STATED EXERCISE - Below are some records. Copy every line in them that holds "шахти".

INPUT -
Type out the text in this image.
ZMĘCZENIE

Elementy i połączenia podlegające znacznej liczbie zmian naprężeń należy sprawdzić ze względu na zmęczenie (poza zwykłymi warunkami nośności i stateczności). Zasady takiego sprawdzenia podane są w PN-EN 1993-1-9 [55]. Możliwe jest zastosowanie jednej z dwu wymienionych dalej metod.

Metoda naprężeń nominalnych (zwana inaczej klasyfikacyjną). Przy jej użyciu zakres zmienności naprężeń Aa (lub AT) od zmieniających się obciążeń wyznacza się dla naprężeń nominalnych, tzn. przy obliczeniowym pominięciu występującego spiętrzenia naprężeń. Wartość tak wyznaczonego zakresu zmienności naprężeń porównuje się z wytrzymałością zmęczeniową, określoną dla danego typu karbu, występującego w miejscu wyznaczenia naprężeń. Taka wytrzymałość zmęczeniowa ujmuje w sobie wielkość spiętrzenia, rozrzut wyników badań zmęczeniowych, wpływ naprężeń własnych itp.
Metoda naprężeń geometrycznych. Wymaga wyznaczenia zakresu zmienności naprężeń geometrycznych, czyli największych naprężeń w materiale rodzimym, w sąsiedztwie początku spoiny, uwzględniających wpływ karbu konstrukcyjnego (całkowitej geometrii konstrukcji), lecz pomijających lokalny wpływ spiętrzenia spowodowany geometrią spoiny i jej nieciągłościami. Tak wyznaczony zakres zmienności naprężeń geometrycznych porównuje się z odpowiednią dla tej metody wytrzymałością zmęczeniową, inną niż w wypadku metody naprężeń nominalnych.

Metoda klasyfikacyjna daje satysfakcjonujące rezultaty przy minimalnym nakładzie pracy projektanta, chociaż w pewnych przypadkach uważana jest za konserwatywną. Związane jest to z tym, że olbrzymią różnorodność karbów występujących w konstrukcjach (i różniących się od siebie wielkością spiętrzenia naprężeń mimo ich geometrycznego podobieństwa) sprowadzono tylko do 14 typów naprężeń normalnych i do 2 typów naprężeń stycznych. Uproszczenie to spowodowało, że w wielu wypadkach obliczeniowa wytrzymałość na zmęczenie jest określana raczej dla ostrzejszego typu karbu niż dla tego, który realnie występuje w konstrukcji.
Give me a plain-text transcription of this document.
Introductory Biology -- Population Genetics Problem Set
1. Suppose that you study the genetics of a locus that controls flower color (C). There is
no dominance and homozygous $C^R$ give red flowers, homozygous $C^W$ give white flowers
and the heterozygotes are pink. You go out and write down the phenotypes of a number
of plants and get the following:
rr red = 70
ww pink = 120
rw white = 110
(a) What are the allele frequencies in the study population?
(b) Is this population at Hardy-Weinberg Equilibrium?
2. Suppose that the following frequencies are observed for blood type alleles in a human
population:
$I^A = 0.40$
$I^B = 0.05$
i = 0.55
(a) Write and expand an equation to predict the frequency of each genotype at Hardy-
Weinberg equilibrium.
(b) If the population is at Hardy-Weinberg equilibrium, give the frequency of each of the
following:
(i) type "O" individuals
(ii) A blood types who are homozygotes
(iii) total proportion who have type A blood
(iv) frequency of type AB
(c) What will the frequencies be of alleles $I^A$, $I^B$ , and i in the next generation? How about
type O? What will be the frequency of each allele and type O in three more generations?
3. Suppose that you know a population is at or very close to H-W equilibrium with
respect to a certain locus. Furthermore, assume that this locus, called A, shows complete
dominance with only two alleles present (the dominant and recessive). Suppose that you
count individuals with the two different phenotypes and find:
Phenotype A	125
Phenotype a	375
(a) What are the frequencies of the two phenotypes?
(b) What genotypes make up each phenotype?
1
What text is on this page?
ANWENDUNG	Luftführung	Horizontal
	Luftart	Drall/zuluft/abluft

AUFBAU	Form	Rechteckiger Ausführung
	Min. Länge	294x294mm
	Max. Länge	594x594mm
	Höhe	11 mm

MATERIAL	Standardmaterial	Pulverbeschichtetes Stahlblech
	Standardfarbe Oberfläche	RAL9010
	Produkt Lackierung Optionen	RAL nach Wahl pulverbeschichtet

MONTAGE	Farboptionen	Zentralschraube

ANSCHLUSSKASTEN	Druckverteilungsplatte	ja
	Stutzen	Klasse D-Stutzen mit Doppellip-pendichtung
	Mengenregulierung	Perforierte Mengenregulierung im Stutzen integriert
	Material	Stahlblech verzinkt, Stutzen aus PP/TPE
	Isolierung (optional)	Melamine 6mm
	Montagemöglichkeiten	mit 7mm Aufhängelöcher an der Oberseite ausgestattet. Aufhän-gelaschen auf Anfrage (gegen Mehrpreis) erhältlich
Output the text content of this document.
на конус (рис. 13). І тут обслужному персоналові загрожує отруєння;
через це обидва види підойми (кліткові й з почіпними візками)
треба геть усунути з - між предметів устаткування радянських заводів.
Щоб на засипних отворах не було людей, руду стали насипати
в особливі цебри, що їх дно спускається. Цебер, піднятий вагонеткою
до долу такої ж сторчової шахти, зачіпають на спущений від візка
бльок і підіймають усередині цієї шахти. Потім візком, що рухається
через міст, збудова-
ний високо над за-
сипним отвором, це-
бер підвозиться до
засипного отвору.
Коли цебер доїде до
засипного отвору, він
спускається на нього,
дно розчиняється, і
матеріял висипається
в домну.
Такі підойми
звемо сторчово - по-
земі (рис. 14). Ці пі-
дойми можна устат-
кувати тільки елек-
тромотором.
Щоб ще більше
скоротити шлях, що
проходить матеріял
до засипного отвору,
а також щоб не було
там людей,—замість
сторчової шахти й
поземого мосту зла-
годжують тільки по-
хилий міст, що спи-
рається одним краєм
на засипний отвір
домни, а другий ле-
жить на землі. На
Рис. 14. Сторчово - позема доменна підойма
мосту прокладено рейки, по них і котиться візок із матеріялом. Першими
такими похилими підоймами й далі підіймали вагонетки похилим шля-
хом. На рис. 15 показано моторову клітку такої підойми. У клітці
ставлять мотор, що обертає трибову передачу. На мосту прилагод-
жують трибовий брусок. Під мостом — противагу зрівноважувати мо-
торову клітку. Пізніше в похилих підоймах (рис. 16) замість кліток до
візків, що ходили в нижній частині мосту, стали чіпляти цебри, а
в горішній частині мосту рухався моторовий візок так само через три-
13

WRITTEN REPLY -
до долу такої ж сторчової шахти, зачіпають на спущений від візка
бльок і підіймають усередині цієї шахти. Потім візком, що рухається
сторчової шахти й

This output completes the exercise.